Work to complete:
Print the listing below exactly.
--- The input ---
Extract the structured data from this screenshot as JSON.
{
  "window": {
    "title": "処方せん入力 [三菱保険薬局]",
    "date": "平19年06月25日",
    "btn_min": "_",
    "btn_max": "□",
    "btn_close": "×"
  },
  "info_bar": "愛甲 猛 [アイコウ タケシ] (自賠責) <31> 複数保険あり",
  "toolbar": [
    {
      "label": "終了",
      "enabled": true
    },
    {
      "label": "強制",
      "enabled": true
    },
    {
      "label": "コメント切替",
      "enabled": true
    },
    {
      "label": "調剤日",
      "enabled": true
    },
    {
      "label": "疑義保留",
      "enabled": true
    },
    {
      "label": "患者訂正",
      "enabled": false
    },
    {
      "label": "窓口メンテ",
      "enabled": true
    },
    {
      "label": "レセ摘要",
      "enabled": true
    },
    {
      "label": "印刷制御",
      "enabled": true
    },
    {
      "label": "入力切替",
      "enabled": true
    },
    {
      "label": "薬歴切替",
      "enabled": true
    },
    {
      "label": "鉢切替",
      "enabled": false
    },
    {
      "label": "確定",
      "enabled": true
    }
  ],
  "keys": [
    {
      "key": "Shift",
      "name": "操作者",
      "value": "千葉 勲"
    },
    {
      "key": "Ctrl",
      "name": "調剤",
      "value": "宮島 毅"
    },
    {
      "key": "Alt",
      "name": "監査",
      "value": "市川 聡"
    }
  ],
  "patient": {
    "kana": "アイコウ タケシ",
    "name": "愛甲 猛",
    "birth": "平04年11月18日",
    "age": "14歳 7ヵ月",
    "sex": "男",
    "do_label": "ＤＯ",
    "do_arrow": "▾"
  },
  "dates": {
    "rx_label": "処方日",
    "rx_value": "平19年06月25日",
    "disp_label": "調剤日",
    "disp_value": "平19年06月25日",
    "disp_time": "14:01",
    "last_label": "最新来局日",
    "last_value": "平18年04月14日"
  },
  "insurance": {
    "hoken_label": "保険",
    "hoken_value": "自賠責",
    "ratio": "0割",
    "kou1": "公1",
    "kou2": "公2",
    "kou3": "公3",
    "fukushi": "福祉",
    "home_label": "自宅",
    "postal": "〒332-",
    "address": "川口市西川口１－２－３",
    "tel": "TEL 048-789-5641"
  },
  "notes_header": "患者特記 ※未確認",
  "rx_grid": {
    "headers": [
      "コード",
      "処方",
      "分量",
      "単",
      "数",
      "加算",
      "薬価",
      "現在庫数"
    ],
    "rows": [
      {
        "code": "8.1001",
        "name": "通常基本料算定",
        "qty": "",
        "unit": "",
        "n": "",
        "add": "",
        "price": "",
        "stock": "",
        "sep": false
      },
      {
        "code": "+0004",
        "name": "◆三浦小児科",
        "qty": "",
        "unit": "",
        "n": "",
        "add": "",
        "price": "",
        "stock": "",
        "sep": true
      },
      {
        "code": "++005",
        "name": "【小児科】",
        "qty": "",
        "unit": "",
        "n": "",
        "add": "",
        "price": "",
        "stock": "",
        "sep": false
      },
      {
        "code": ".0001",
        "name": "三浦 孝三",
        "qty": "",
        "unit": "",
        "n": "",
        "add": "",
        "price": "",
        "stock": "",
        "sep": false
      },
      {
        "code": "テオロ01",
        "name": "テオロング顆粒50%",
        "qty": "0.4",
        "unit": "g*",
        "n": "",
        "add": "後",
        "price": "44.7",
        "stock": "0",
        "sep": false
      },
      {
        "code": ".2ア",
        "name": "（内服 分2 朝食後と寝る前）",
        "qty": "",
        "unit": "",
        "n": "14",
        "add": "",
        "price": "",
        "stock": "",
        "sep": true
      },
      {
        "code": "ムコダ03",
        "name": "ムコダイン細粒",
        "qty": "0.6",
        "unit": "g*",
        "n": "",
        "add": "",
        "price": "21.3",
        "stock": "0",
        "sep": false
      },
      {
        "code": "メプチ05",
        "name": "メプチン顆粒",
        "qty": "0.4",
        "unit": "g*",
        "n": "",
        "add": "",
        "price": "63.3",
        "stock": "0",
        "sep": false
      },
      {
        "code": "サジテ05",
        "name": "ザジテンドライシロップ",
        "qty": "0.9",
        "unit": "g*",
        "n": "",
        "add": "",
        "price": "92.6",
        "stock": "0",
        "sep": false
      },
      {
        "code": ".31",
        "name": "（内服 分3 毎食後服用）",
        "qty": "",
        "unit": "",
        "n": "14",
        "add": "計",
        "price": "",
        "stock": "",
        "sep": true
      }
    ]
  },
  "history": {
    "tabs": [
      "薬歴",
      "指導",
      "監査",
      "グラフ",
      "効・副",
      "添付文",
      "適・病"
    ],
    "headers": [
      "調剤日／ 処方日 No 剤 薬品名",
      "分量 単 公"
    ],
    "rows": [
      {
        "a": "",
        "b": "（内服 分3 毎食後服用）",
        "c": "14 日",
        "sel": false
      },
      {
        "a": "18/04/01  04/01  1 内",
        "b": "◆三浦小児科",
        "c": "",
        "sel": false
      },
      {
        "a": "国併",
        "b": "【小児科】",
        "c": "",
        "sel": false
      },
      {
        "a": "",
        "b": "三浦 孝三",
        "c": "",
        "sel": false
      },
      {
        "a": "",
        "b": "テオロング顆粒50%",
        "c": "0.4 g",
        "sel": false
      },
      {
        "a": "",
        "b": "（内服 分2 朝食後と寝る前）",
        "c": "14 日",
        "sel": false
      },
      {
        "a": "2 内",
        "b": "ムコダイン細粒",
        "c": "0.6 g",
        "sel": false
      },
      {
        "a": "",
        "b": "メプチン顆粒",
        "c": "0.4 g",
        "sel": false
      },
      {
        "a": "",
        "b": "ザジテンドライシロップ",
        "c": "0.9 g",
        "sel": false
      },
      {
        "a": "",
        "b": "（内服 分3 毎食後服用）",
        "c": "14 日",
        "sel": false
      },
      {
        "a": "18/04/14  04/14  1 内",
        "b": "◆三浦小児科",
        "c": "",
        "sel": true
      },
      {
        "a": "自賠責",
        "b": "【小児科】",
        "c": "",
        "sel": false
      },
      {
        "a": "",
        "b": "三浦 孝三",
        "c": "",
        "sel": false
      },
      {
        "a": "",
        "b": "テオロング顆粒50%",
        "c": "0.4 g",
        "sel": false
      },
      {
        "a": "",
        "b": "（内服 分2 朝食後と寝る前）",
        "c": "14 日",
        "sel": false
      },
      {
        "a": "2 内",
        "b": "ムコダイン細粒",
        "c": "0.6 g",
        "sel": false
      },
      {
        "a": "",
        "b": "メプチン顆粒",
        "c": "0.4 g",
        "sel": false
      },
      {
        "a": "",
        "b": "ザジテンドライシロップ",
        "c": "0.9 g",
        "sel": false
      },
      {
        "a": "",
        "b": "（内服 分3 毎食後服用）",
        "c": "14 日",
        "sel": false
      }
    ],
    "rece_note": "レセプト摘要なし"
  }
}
---
Reply to the exercise:
Extract the structured data from this screenshot as JSON.
{
  "window": {
    "title": "処方せん入力 [三菱保険薬局]",
    "date": "平19年06月25日",
    "btn_min": "_",
    "btn_max": "□",
    "btn_close": "×"
  },
  "info_bar": "愛甲 猛 [アイコウ タケシ] (自賠責) <31> 複数保険あり",
  "toolbar": [
    {
      "label": "終了",
      "enabled": true
    },
    {
      "label": "強制",
      "enabled": true
    },
    {
      "label": "コメント切替",
      "enabled": true
    },
    {
      "label": "調剤日",
      "enabled": true
    },
    {
      "label": "疑義保留",
      "enabled": true
    },
    {
      "label": "患者訂正",
      "enabled": false
    },
    {
      "label": "窓口メンテ",
      "enabled": true
    },
    {
      "label": "レセ摘要",
      "enabled": true
    },
    {
      "label": "印刷制御",
      "enabled": true
    },
    {
      "label": "入力切替",
      "enabled": true
    },
    {
      "label": "薬歴切替",
      "enabled": true
    },
    {
      "label": "鉢切替",
      "enabled": false
    },
    {
      "label": "確定",
      "enabled": true
    }
  ],
  "keys": [
    {
      "key": "Shift",
      "name": "操作者",
      "value": "千葉 勲"
    },
    {
      "key": "Ctrl",
      "name": "調剤",
      "value": "宮島 毅"
    },
    {
      "key": "Alt",
      "name": "監査",
      "value": "市川 聡"
    }
  ],
  "patient": {
    "kana": "アイコウ タケシ",
    "name": "愛甲 猛",
    "birth": "平04年11月18日",
    "age": "14歳 7ヵ月",
    "sex": "男",
    "do_label": "ＤＯ",
    "do_arrow": "▾"
  },
  "dates": {
    "rx_label": "処方日",
    "rx_value": "平19年06月25日",
    "disp_label": "調剤日",
    "disp_value": "平19年06月25日",
    "disp_time": "14:01",
    "last_label": "最新来局日",
    "last_value": "平18年04月14日"
  },
  "insurance": {
    "hoken_label": "保険",
    "hoken_value": "自賠責",
    "ratio": "0割",
    "kou1": "公1",
    "kou2": "公2",
    "kou3": "公3",
    "fukushi": "福祉",
    "home_label": "自宅",
    "postal": "〒332-",
    "address": "川口市西川口１－２－３",
    "tel": "TEL 048-789-5641"
  },
  "notes_header": "患者特記 ※未確認",
  "rx_grid": {
    "headers": [
      "コード",
      "処方",
      "分量",
      "単",
      "数",
      "加算",
      "薬価",
      "現在庫数"
    ],
    "rows": [
      {
        "code": "8.1001",
        "name": "通常基本料算定",
        "qty": "",
        "unit": "",
        "n": "",
        "add": "",
        "price": "",
        "stock": "",
        "sep": false
      },
      {
        "code": "+0004",
        "name": "◆三浦小児科",
        "qty": "",
        "unit": "",
        "n": "",
        "add": "",
        "price": "",
        "stock": "",
        "sep": true
      },
      {
        "code": "++005",
        "name": "【小児科】",
        "qty": "",
        "unit": "",
        "n": "",
        "add": "",
        "price": "",
        "stock": "",
        "sep": false
      },
      {
        "code": ".0001",
        "name": "三浦 孝三",
        "qty": "",
        "unit": "",
        "n": "",
        "add": "",
        "price": "",
        "stock": "",
        "sep": false
      },
      {
        "code": "テオロ01",
        "name": "テオロング顆粒50%",
        "qty": "0.4",
        "unit": "g*",
        "n": "",
        "add": "後",
        "price": "44.7",
        "stock": "0",
        "sep": false
      },
      {
        "code": ".2ア",
        "name": "（内服 分2 朝食後と寝る前）",
        "qty": "",
        "unit": "",
        "n": "14",
        "add": "",
        "price": "",
        "stock": "",
        "sep": true
      },
      {
        "code": "ムコダ03",
        "name": "ムコダイン細粒",
        "qty": "0.6",
        "unit": "g*",
        "n": "",
        "add": "",
        "price": "21.3",
        "stock": "0",
        "sep": false
      },
      {
        "code": "メプチ05",
        "name": "メプチン顆粒",
        "qty": "0.4",
        "unit": "g*",
        "n": "",
        "add": "",
        "price": "63.3",
        "stock": "0",
        "sep": false
      },
      {
        "code": "サジテ05",
        "name": "ザジテンドライシロップ",
        "qty": "0.9",
        "unit": "g*",
        "n": "",
        "add": "",
        "price": "92.6",
        "stock": "0",
        "sep": false
      },
      {
        "code": ".31",
        "name": "（内服 分3 毎食後服用）",
        "qty": "",
        "unit": "",
        "n": "14",
        "add": "計",
        "price": "",
        "stock": "",
        "sep": true
      }
    ]
  },
  "history": {
    "tabs": [
      "薬歴",
      "指導",
      "監査",
      "グラフ",
      "効・副",
      "添付文",
      "適・病"
    ],
    "headers": [
      "調剤日／ 処方日 No 剤 薬品名",
      "分量 単 公"
    ],
    "rows": [
      {
        "a": "",
        "b": "（内服 分3 毎食後服用）",
        "c": "14 日",
        "sel": false
      },
      {
        "a": "18/04/01  04/01  1 内",
        "b": "◆三浦小児科",
        "c": "",
        "sel": false
      },
      {
        "a": "国併",
        "b": "【小児科】",
        "c": "",
        "sel": false
      },
      {
        "a": "",
        "b": "三浦 孝三",
        "c": "",
        "sel": false
      },
      {
        "a": "",
        "b": "テオロング顆粒50%",
        "c": "0.4 g",
        "sel": false
      },
      {
        "a": "",
        "b": "（内服 分2 朝食後と寝る前）",
        "c": "14 日",
        "sel": false
      },
      {
        "a": "2 内",
        "b": "ムコダイン細粒",
        "c": "0.6 g",
        "sel": false
      },
      {
        "a": "",
        "b": "メプチン顆粒",
        "c": "0.4 g",
        "sel": false
      },
      {
        "a": "",
        "b": "ザジテンドライシロップ",
        "c": "0.9 g",
        "sel": false
      },
      {
        "a": "",
        "b": "（内服 分3 毎食後服用）",
        "c": "14 日",
        "sel": false
      },
      {
        "a": "18/04/14  04/14  1 内",
        "b": "◆三浦小児科",
        "c": "",
        "sel": true
      },
      {
        "a": "自賠責",
        "b": "【小児科】",
        "c": "",
        "sel": false
      },
      {
        "a": "",
        "b": "三浦 孝三",
        "c": "",
        "sel": false
      },
      {
        "a": "",
        "b": "テオロング顆粒50%",
        "c": "0.4 g",
        "sel": false
      },
      {
        "a": "",
        "b": "（内服 分2 朝食後と寝る前）",
        "c": "14 日",
        "sel": false
      },
      {
        "a": "2 内",
        "b": "ムコダイン細粒",
        "c": "0.6 g",
        "sel": false
      },
      {
        "a": "",
        "b": "メプチン顆粒",
        "c": "0.4 g",
        "sel": false
      },
      {
        "a": "",
        "b": "ザジテンドライシロップ",
        "c": "0.9 g",
        "sel": false
      },
      {
        "a": "",
        "b": "（内服 分3 毎食後服用）",
        "c": "14 日",
        "sel": false
      }
    ],
    "rece_note": "レセプト摘要なし"
  }
}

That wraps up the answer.